#### Exercise details
Report back each line of the records that contains the string "sposoby".
-- Begin --
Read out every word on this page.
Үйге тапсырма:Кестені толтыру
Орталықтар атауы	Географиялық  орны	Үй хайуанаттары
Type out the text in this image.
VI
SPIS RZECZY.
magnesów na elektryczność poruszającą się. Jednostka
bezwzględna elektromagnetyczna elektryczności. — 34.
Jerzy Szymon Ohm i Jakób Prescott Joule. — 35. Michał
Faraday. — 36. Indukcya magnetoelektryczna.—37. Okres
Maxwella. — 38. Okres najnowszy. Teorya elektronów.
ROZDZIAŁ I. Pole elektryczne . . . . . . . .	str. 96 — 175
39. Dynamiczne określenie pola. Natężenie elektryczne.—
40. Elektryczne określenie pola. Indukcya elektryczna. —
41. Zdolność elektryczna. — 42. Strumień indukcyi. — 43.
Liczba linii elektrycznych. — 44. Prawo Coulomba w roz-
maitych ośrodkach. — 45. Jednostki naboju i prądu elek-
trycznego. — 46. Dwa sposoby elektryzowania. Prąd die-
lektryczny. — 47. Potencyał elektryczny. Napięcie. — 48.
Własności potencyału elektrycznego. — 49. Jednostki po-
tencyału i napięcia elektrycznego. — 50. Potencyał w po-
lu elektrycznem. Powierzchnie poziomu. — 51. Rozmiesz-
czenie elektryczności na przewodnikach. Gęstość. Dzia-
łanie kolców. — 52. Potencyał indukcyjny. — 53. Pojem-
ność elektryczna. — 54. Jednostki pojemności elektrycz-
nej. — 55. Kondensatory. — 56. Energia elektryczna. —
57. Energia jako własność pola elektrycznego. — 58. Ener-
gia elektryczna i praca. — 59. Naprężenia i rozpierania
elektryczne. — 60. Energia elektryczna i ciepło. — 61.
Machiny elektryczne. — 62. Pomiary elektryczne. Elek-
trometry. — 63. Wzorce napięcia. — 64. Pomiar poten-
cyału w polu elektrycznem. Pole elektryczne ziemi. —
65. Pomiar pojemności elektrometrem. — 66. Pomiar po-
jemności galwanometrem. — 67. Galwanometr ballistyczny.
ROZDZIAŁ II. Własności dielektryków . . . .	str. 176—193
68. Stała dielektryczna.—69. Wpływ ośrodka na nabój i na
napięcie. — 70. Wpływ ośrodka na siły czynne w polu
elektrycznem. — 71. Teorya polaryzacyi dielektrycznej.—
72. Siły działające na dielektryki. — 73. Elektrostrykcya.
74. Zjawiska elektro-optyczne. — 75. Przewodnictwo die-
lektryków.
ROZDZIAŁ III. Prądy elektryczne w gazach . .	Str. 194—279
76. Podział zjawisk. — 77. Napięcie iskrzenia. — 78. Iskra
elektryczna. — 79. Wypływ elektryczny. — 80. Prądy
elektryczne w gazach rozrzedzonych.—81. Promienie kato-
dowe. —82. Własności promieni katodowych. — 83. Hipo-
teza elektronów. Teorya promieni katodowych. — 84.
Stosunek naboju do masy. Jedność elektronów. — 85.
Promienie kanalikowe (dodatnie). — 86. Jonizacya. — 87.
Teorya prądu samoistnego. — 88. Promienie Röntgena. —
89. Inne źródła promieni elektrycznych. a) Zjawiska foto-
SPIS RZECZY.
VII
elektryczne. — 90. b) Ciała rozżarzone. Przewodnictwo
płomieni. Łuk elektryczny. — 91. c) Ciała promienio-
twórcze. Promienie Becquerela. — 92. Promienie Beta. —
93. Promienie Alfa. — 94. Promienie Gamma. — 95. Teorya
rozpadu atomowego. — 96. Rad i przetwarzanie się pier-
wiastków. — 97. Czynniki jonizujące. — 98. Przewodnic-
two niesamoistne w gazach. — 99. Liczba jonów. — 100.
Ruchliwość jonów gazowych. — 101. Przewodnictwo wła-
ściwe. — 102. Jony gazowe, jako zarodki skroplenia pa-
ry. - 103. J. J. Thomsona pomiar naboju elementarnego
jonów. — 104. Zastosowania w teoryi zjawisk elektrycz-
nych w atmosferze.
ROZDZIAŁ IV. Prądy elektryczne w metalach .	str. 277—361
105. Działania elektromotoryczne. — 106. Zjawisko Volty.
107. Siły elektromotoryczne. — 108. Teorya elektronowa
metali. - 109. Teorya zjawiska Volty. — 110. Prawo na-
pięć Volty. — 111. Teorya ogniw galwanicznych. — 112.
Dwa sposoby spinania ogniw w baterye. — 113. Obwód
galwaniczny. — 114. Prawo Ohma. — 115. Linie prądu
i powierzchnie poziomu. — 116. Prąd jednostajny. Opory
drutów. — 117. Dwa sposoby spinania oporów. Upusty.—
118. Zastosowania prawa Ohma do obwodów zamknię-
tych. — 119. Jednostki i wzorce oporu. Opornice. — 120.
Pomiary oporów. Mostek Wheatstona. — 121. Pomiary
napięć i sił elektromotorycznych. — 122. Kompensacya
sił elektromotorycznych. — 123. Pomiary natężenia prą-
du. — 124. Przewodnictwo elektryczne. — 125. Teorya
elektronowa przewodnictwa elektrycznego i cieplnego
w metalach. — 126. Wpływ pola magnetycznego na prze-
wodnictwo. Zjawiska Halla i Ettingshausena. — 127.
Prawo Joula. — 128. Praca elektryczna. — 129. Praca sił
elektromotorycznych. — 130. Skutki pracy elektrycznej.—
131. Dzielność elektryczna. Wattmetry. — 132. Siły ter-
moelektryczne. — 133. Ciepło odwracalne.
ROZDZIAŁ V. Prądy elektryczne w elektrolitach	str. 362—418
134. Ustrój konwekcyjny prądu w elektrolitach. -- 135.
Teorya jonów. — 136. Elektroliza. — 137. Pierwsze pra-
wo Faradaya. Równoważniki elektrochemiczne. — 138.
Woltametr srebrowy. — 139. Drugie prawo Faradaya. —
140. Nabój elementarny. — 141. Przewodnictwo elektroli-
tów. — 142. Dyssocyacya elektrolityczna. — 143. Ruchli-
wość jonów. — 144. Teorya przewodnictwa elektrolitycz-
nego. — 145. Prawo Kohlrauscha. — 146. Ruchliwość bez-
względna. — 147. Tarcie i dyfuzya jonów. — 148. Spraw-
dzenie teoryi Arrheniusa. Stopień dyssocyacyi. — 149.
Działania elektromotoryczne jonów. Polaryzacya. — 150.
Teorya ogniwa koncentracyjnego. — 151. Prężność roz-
-- End --
#### Response
trycznego. — 46. Dwa sposoby elektryzowania. Prąd die-
Dwa sposoby spinania ogniw w baterye. — 113. Obwód
drutów. — 117. Dwa sposoby spinania oporów. Upusty.—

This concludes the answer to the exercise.